▸ Records to use:
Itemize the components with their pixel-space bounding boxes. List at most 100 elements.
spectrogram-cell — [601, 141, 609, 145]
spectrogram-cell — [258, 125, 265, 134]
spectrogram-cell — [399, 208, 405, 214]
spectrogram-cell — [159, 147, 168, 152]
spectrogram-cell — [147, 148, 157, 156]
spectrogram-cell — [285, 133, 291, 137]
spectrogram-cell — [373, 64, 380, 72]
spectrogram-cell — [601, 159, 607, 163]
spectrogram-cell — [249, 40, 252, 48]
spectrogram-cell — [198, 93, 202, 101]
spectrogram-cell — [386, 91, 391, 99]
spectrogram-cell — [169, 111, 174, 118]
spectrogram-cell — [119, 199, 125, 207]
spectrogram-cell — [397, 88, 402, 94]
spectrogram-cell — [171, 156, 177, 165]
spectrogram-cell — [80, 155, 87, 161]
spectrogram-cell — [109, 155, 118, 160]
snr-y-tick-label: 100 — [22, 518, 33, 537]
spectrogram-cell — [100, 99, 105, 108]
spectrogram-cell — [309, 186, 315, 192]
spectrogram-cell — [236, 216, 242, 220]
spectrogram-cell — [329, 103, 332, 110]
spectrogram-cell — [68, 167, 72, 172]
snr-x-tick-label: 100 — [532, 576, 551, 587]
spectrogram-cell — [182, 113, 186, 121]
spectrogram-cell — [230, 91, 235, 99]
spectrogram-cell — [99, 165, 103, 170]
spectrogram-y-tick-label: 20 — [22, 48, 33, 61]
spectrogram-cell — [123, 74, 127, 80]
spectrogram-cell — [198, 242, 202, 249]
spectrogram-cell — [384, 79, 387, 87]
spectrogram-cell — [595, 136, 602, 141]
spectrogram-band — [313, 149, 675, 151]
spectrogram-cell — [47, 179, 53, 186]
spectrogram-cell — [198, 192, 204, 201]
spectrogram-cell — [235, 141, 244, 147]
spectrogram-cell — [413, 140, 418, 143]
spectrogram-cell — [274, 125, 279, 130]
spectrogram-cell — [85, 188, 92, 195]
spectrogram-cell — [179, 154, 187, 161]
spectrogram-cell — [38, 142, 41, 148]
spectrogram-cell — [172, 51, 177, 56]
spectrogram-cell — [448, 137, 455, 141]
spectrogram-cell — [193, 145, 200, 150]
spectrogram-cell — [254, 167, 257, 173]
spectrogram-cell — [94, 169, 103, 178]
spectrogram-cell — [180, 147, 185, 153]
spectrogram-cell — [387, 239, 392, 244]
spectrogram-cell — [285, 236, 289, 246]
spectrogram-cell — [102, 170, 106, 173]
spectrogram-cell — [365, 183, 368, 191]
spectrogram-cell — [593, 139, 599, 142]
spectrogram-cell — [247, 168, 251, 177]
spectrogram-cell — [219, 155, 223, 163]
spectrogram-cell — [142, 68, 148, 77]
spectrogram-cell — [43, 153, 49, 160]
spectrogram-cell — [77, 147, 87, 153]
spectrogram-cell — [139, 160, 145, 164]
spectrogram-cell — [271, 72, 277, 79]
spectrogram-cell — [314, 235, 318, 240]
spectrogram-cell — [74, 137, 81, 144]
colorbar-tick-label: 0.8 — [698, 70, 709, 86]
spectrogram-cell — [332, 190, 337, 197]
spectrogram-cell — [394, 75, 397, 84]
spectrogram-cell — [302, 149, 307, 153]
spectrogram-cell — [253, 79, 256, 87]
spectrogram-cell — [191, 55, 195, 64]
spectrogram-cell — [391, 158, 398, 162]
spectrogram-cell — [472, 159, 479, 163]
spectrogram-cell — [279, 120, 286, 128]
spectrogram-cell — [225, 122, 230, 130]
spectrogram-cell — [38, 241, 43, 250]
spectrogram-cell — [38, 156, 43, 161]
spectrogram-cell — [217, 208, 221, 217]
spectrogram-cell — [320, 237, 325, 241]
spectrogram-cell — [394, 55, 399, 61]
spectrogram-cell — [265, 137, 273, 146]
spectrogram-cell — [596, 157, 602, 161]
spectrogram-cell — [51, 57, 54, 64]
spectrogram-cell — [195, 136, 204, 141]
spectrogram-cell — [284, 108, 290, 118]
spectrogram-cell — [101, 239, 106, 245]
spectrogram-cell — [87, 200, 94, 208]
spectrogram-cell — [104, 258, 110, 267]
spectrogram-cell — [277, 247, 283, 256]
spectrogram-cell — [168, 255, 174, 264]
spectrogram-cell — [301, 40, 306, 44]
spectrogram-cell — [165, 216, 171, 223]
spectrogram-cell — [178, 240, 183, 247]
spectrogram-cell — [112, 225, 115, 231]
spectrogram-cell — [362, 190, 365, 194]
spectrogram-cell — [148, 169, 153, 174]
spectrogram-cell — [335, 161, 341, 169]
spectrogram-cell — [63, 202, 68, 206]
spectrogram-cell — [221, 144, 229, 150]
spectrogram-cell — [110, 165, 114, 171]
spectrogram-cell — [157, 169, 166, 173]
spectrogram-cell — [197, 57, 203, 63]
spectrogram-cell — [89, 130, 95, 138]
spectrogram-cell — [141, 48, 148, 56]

▸ Directive:
Reproduce the records above word for word, with every line and its coordinates unchanged.

▸ Response:
Itemize the components with their pixel-space bounding boxes. List at most 100 elements.
spectrogram-cell — [601, 141, 609, 145]
spectrogram-cell — [258, 125, 265, 134]
spectrogram-cell — [399, 208, 405, 214]
spectrogram-cell — [159, 147, 168, 152]
spectrogram-cell — [147, 148, 157, 156]
spectrogram-cell — [285, 133, 291, 137]
spectrogram-cell — [373, 64, 380, 72]
spectrogram-cell — [601, 159, 607, 163]
spectrogram-cell — [249, 40, 252, 48]
spectrogram-cell — [198, 93, 202, 101]
spectrogram-cell — [386, 91, 391, 99]
spectrogram-cell — [169, 111, 174, 118]
spectrogram-cell — [119, 199, 125, 207]
spectrogram-cell — [397, 88, 402, 94]
spectrogram-cell — [171, 156, 177, 165]
spectrogram-cell — [80, 155, 87, 161]
spectrogram-cell — [109, 155, 118, 160]
snr-y-tick-label: 100 — [22, 518, 33, 537]
spectrogram-cell — [100, 99, 105, 108]
spectrogram-cell — [309, 186, 315, 192]
spectrogram-cell — [236, 216, 242, 220]
spectrogram-cell — [329, 103, 332, 110]
spectrogram-cell — [68, 167, 72, 172]
snr-x-tick-label: 100 — [532, 576, 551, 587]
spectrogram-cell — [182, 113, 186, 121]
spectrogram-cell — [230, 91, 235, 99]
spectrogram-cell — [99, 165, 103, 170]
spectrogram-y-tick-label: 20 — [22, 48, 33, 61]
spectrogram-cell — [123, 74, 127, 80]
spectrogram-cell — [198, 242, 202, 249]
spectrogram-cell — [384, 79, 387, 87]
spectrogram-cell — [595, 136, 602, 141]
spectrogram-band — [313, 149, 675, 151]
spectrogram-cell — [47, 179, 53, 186]
spectrogram-cell — [198, 192, 204, 201]
spectrogram-cell — [235, 141, 244, 147]
spectrogram-cell — [413, 140, 418, 143]
spectrogram-cell — [274, 125, 279, 130]
spectrogram-cell — [85, 188, 92, 195]
spectrogram-cell — [179, 154, 187, 161]
spectrogram-cell — [38, 142, 41, 148]
spectrogram-cell — [172, 51, 177, 56]
spectrogram-cell — [448, 137, 455, 141]
spectrogram-cell — [193, 145, 200, 150]
spectrogram-cell — [254, 167, 257, 173]
spectrogram-cell — [94, 169, 103, 178]
spectrogram-cell — [180, 147, 185, 153]
spectrogram-cell — [387, 239, 392, 244]
spectrogram-cell — [285, 236, 289, 246]
spectrogram-cell — [102, 170, 106, 173]
spectrogram-cell — [365, 183, 368, 191]
spectrogram-cell — [593, 139, 599, 142]
spectrogram-cell — [247, 168, 251, 177]
spectrogram-cell — [219, 155, 223, 163]
spectrogram-cell — [142, 68, 148, 77]
spectrogram-cell — [43, 153, 49, 160]
spectrogram-cell — [77, 147, 87, 153]
spectrogram-cell — [139, 160, 145, 164]
spectrogram-cell — [271, 72, 277, 79]
spectrogram-cell — [314, 235, 318, 240]
spectrogram-cell — [74, 137, 81, 144]
colorbar-tick-label: 0.8 — [698, 70, 709, 86]
spectrogram-cell — [332, 190, 337, 197]
spectrogram-cell — [394, 75, 397, 84]
spectrogram-cell — [302, 149, 307, 153]
spectrogram-cell — [253, 79, 256, 87]
spectrogram-cell — [191, 55, 195, 64]
spectrogram-cell — [391, 158, 398, 162]
spectrogram-cell — [472, 159, 479, 163]
spectrogram-cell — [279, 120, 286, 128]
spectrogram-cell — [225, 122, 230, 130]
spectrogram-cell — [38, 241, 43, 250]
spectrogram-cell — [38, 156, 43, 161]
spectrogram-cell — [217, 208, 221, 217]
spectrogram-cell — [320, 237, 325, 241]
spectrogram-cell — [394, 55, 399, 61]
spectrogram-cell — [265, 137, 273, 146]
spectrogram-cell — [596, 157, 602, 161]
spectrogram-cell — [51, 57, 54, 64]
spectrogram-cell — [195, 136, 204, 141]
spectrogram-cell — [284, 108, 290, 118]
spectrogram-cell — [101, 239, 106, 245]
spectrogram-cell — [87, 200, 94, 208]
spectrogram-cell — [104, 258, 110, 267]
spectrogram-cell — [277, 247, 283, 256]
spectrogram-cell — [168, 255, 174, 264]
spectrogram-cell — [301, 40, 306, 44]
spectrogram-cell — [165, 216, 171, 223]
spectrogram-cell — [178, 240, 183, 247]
spectrogram-cell — [112, 225, 115, 231]
spectrogram-cell — [362, 190, 365, 194]
spectrogram-cell — [148, 169, 153, 174]
spectrogram-cell — [335, 161, 341, 169]
spectrogram-cell — [63, 202, 68, 206]
spectrogram-cell — [221, 144, 229, 150]
spectrogram-cell — [110, 165, 114, 171]
spectrogram-cell — [157, 169, 166, 173]
spectrogram-cell — [197, 57, 203, 63]
spectrogram-cell — [89, 130, 95, 138]
spectrogram-cell — [141, 48, 148, 56]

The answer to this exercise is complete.